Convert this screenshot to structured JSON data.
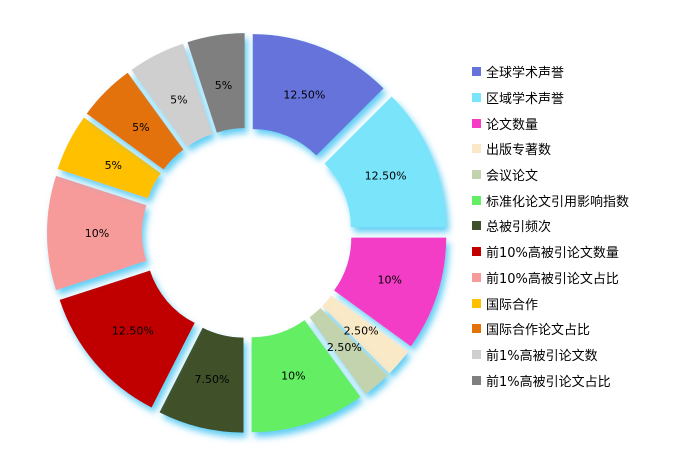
{
  "chart_data": {
    "type": "pie",
    "subtype": "doughnut-exploded",
    "title": "",
    "legend_position": "right",
    "background_color": "#FFFFFF",
    "glow_color": "#45C5F2",
    "label_color": "#000000",
    "total": 100,
    "segments": [
      {
        "label": "全球学术声誉",
        "value": 12.5,
        "display": "12.50%",
        "color": "#6673DB"
      },
      {
        "label": "区域学术声誉",
        "value": 12.5,
        "display": "12.50%",
        "color": "#79E4FA"
      },
      {
        "label": "论文数量",
        "value": 10,
        "display": "10%",
        "color": "#F43CC6"
      },
      {
        "label": "出版专著数",
        "value": 2.5,
        "display": "2.50%",
        "color": "#FAE9C7"
      },
      {
        "label": "会议论文",
        "value": 2.5,
        "display": "2.50%",
        "color": "#C3D3AE"
      },
      {
        "label": "标准化论文引用影响指数",
        "value": 10,
        "display": "10%",
        "color": "#63EE63"
      },
      {
        "label": "总被引频次",
        "value": 7.5,
        "display": "7.50%",
        "color": "#40512B"
      },
      {
        "label": "前10%高被引论文数量",
        "value": 12.5,
        "display": "12.50%",
        "color": "#C00000"
      },
      {
        "label": "前10%高被引论文占比",
        "value": 10,
        "display": "10%",
        "color": "#F79A9A"
      },
      {
        "label": "国际合作",
        "value": 5,
        "display": "5%",
        "color": "#FFC000"
      },
      {
        "label": "国际合作论文占比",
        "value": 5,
        "display": "5%",
        "color": "#E37209"
      },
      {
        "label": "前1%高被引论文数",
        "value": 5,
        "display": "5%",
        "color": "#CFCFCF"
      },
      {
        "label": "前1%高被引论文占比",
        "value": 5,
        "display": "5%",
        "color": "#7F7F7F"
      }
    ]
  }
}
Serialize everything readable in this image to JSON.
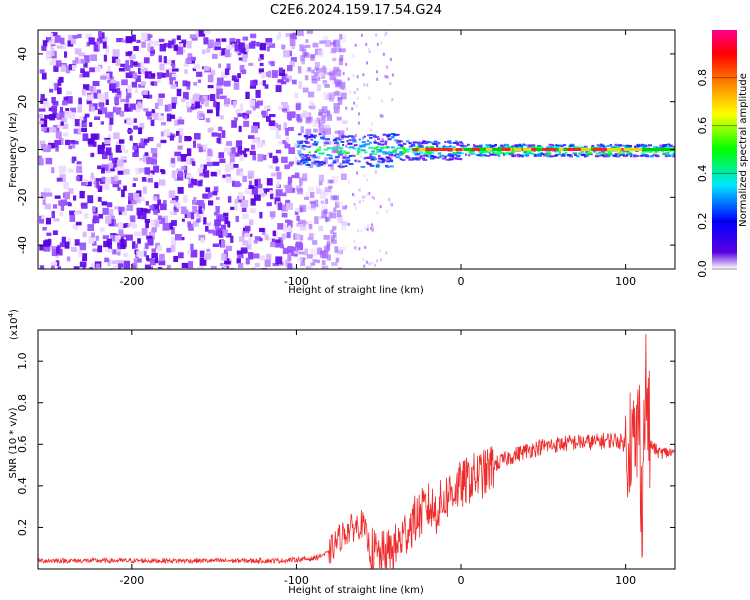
{
  "title": "C2E6.2024.159.17.54.G24",
  "chart_data": [
    {
      "type": "heatmap",
      "xlabel": "Height of straight line (km)",
      "ylabel": "Frequency (Hz)",
      "xlim": [
        -257,
        130
      ],
      "ylim": [
        -50,
        50
      ],
      "x_ticks": [
        -200,
        -100,
        0,
        100
      ],
      "y_ticks": [
        -40,
        -20,
        0,
        20,
        40
      ],
      "colorbar": {
        "label": "Normalized spectral amplitude",
        "range": [
          0,
          1
        ],
        "ticks": [
          0.0,
          0.2,
          0.4,
          0.6,
          0.8
        ],
        "tick_labels": [
          "0.0",
          "0.2",
          "0.4",
          "0.6",
          "0.8"
        ],
        "colors": [
          "#ffffff",
          "#5a00e0",
          "#0000ff",
          "#00e5ff",
          "#00ff00",
          "#ffff00",
          "#ff8000",
          "#ff0000",
          "#ff0090"
        ]
      },
      "description_values": {
        "noise_region_x": [
          -257,
          -72
        ],
        "scattered_region_x": [
          -72,
          -40
        ],
        "signal_band_center_hz": 0,
        "strong_signal_x": [
          -30,
          110
        ]
      }
    },
    {
      "type": "line",
      "xlabel": "Height of straight line (km)",
      "ylabel": "SNR (10 * v/v)",
      "scale_note": "(x10",
      "scale_exponent": "4",
      "scale_close": ")",
      "xlim": [
        -257,
        130
      ],
      "ylim": [
        0,
        1.15
      ],
      "x_ticks": [
        -200,
        -100,
        0,
        100
      ],
      "y_ticks": [
        0.2,
        0.4,
        0.6,
        0.8,
        1.0
      ],
      "y_tick_labels": [
        "0.2",
        "0.4",
        "0.6",
        "0.8",
        "1.0"
      ],
      "color": "#ee2a2a",
      "series": [
        {
          "x": [
            -257,
            -200,
            -150,
            -110,
            -90,
            -80,
            -75,
            -70,
            -65,
            -60,
            -55,
            -50,
            -45,
            -40,
            -35,
            -30,
            -25,
            -20,
            -15,
            -10,
            -5,
            0,
            5,
            10,
            15,
            20,
            25,
            30,
            40,
            50,
            60,
            70,
            80,
            90,
            95,
            100,
            103,
            106,
            108,
            110,
            112,
            115,
            120,
            125,
            130
          ],
          "y": [
            0.04,
            0.04,
            0.04,
            0.04,
            0.05,
            0.08,
            0.14,
            0.18,
            0.2,
            0.22,
            0.09,
            0.06,
            0.07,
            0.1,
            0.16,
            0.22,
            0.26,
            0.3,
            0.28,
            0.34,
            0.38,
            0.4,
            0.43,
            0.45,
            0.46,
            0.5,
            0.52,
            0.54,
            0.57,
            0.59,
            0.6,
            0.61,
            0.61,
            0.62,
            0.62,
            0.6,
            0.65,
            0.55,
            0.75,
            0.3,
            0.9,
            0.6,
            0.56,
            0.56,
            0.56
          ]
        }
      ]
    }
  ]
}
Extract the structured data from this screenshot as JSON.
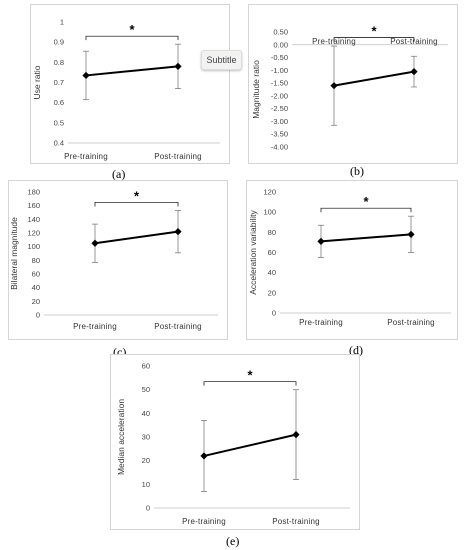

+++++

# Instructions for the task:
Write out all the entries exactly, except for the pictures.

# Answer to the exercise:
Convert this screenshot to structured JSON data.
{
  "chart_data": {
    "type": "pie",
    "subtype": "doughnut-exploded",
    "title": "",
    "legend_position": "right",
    "background_color": "#FFFFFF",
    "glow_color": "#45C5F2",
    "label_color": "#000000",
    "total": 100,
    "segments": [
      {
        "label": "全球学术声誉",
        "value": 12.5,
        "display": "12.50%",
        "color": "#6673DB"
      },
      {
        "label": "区域学术声誉",
        "value": 12.5,
        "display": "12.50%",
        "color": "#79E4FA"
      },
      {
        "label": "论文数量",
        "value": 10,
        "display": "10%",
        "color": "#F43CC6"
      },
      {
        "label": "出版专著数",
        "value": 2.5,
        "display": "2.50%",
        "color": "#FAE9C7"
      },
      {
        "label": "会议论文",
        "value": 2.5,
        "display": "2.50%",
        "color": "#C3D3AE"
      },
      {
        "label": "标准化论文引用影响指数",
        "value": 10,
        "display": "10%",
        "color": "#63EE63"
      },
      {
        "label": "总被引频次",
        "value": 7.5,
        "display": "7.50%",
        "color": "#40512B"
      },
      {
        "label": "前10%高被引论文数量",
        "value": 12.5,
        "display": "12.50%",
        "color": "#C00000"
      },
      {
        "label": "前10%高被引论文占比",
        "value": 10,
        "display": "10%",
        "color": "#F79A9A"
      },
      {
        "label": "国际合作",
        "value": 5,
        "display": "5%",
        "color": "#FFC000"
      },
      {
        "label": "国际合作论文占比",
        "value": 5,
        "display": "5%",
        "color": "#E37209"
      },
      {
        "label": "前1%高被引论文数",
        "value": 5,
        "display": "5%",
        "color": "#CFCFCF"
      },
      {
        "label": "前1%高被引论文占比",
        "value": 5,
        "display": "5%",
        "color": "#7F7F7F"
      }
    ]
  }
}
Serialize everything readable in this image to JSON.
{
  "title": "C2E6.2024.159.17.54.G24",
  "chart_data": [
    {
      "type": "heatmap",
      "xlabel": "Height of straight line (km)",
      "ylabel": "Frequency (Hz)",
      "xlim": [
        -257,
        130
      ],
      "ylim": [
        -50,
        50
      ],
      "x_ticks": [
        -200,
        -100,
        0,
        100
      ],
      "y_ticks": [
        -40,
        -20,
        0,
        20,
        40
      ],
      "colorbar": {
        "label": "Normalized spectral amplitude",
        "range": [
          0,
          1
        ],
        "ticks": [
          0.0,
          0.2,
          0.4,
          0.6,
          0.8
        ],
        "tick_labels": [
          "0.0",
          "0.2",
          "0.4",
          "0.6",
          "0.8"
        ],
        "colors": [
          "#ffffff",
          "#5a00e0",
          "#0000ff",
          "#00e5ff",
          "#00ff00",
          "#ffff00",
          "#ff8000",
          "#ff0000",
          "#ff0090"
        ]
      },
      "description_values": {
        "noise_region_x": [
          -257,
          -72
        ],
        "scattered_region_x": [
          -72,
          -40
        ],
        "signal_band_center_hz": 0,
        "strong_signal_x": [
          -30,
          110
        ]
      }
    },
    {
      "type": "line",
      "xlabel": "Height of straight line (km)",
      "ylabel": "SNR (10 * v/v)",
      "scale_note": "(x10",
      "scale_exponent": "4",
      "scale_close": ")",
      "xlim": [
        -257,
        130
      ],
      "ylim": [
        0,
        1.15
      ],
      "x_ticks": [
        -200,
        -100,
        0,
        100
      ],
      "y_ticks": [
        0.2,
        0.4,
        0.6,
        0.8,
        1.0
      ],
      "y_tick_labels": [
        "0.2",
        "0.4",
        "0.6",
        "0.8",
        "1.0"
      ],
      "color": "#ee2a2a",
      "series": [
        {
          "x": [
            -257,
            -200,
            -150,
            -110,
            -90,
            -80,
            -75,
            -70,
            -65,
            -60,
            -55,
            -50,
            -45,
            -40,
            -35,
            -30,
            -25,
            -20,
            -15,
            -10,
            -5,
            0,
            5,
            10,
            15,
            20,
            25,
            30,
            40,
            50,
            60,
            70,
            80,
            90,
            95,
            100,
            103,
            106,
            108,
            110,
            112,
            115,
            120,
            125,
            130
          ],
          "y": [
            0.04,
            0.04,
            0.04,
            0.04,
            0.05,
            0.08,
            0.14,
            0.18,
            0.2,
            0.22,
            0.09,
            0.06,
            0.07,
            0.1,
            0.16,
            0.22,
            0.26,
            0.3,
            0.28,
            0.34,
            0.38,
            0.4,
            0.43,
            0.45,
            0.46,
            0.5,
            0.52,
            0.54,
            0.57,
            0.59,
            0.6,
            0.61,
            0.61,
            0.62,
            0.62,
            0.6,
            0.65,
            0.55,
            0.75,
            0.3,
            0.9,
            0.6,
            0.56,
            0.56,
            0.56
          ]
        }
      ]
    }
  ]
}
Extract the structured data from this screenshot as JSON.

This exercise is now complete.